* **Your objective**: Where the data below has the string "player", return the whole line.

* **Listed records**:
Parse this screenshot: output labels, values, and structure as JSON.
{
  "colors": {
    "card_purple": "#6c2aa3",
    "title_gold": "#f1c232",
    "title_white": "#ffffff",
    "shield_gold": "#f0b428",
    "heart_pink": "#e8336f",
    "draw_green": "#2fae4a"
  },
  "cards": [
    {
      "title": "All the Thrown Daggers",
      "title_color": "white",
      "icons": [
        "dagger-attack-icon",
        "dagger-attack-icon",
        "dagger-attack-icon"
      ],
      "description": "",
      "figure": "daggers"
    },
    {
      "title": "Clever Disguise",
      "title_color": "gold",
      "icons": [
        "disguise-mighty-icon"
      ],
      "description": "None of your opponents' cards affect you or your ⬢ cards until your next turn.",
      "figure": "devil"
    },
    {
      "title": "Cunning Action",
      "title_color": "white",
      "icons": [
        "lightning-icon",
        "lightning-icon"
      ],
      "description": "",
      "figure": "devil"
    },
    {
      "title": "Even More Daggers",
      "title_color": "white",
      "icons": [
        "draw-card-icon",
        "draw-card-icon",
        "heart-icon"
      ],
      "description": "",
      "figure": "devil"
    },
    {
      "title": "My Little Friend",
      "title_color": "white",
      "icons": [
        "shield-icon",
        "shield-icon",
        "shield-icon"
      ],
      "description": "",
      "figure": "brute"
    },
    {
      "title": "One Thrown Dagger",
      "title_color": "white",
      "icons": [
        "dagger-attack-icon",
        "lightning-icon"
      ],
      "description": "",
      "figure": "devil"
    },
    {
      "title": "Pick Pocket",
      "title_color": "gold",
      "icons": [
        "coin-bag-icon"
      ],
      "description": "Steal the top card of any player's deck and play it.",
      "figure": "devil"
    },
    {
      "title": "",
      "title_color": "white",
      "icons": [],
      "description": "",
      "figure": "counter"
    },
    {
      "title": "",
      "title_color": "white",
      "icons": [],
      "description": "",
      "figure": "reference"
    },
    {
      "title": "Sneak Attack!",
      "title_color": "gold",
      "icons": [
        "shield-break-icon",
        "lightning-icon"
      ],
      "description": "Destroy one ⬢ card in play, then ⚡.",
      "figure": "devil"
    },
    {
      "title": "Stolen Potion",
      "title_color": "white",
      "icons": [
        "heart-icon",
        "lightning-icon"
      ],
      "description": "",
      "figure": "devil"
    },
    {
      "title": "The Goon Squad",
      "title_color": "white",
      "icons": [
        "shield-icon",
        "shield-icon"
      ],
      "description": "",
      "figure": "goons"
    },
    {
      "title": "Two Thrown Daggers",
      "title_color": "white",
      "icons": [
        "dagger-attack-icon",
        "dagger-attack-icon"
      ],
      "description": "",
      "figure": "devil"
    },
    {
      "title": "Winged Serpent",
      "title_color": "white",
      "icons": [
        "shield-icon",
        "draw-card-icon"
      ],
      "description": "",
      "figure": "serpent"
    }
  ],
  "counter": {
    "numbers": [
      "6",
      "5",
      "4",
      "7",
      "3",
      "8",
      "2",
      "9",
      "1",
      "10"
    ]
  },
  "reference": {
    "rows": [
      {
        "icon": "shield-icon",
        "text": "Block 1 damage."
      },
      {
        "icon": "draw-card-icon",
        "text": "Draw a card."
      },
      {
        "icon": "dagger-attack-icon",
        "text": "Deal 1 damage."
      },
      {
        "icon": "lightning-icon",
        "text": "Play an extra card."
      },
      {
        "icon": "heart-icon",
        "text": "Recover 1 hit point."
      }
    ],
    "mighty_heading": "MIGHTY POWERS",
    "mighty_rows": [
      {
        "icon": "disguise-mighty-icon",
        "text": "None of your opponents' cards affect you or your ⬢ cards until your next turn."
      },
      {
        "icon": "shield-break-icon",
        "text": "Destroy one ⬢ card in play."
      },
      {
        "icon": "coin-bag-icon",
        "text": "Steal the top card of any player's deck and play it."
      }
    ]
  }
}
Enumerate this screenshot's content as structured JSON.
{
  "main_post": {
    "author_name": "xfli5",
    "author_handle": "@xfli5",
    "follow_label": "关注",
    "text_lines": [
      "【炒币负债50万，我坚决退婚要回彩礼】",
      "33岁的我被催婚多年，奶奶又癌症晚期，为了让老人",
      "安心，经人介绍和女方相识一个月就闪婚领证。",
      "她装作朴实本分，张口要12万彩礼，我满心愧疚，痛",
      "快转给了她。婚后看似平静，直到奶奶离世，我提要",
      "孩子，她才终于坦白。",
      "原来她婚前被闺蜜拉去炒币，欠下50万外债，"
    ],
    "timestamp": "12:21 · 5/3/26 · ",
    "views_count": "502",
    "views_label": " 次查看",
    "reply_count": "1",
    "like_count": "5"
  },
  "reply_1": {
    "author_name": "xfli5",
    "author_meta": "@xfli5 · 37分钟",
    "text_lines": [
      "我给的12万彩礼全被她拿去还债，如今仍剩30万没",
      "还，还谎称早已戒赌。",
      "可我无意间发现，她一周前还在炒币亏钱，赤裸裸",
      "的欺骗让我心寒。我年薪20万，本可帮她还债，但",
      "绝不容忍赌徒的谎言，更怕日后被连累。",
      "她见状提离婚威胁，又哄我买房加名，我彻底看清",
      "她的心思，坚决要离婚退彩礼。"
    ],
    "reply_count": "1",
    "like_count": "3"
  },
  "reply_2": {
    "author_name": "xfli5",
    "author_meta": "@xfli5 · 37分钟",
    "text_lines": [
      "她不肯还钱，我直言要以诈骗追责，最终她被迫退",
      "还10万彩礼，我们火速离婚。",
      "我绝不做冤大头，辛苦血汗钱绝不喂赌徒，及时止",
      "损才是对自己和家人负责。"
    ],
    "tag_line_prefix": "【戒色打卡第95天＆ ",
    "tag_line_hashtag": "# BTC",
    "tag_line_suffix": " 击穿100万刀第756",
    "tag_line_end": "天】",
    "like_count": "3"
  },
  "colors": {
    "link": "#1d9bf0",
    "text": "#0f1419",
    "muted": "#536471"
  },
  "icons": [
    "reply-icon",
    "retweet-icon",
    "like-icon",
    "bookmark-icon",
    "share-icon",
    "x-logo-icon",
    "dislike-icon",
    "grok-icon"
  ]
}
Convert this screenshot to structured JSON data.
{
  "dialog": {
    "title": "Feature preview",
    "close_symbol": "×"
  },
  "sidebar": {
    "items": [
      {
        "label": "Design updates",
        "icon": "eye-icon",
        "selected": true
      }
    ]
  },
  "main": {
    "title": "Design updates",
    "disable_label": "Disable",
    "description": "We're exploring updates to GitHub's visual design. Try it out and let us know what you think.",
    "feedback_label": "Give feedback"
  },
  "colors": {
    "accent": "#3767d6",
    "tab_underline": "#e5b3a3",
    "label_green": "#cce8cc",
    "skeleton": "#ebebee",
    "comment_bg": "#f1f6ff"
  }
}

* **Task answer**:
      "description": "Steal the top card of any player's deck and play it.",
        "text": "Steal the top card of any player's deck and play it."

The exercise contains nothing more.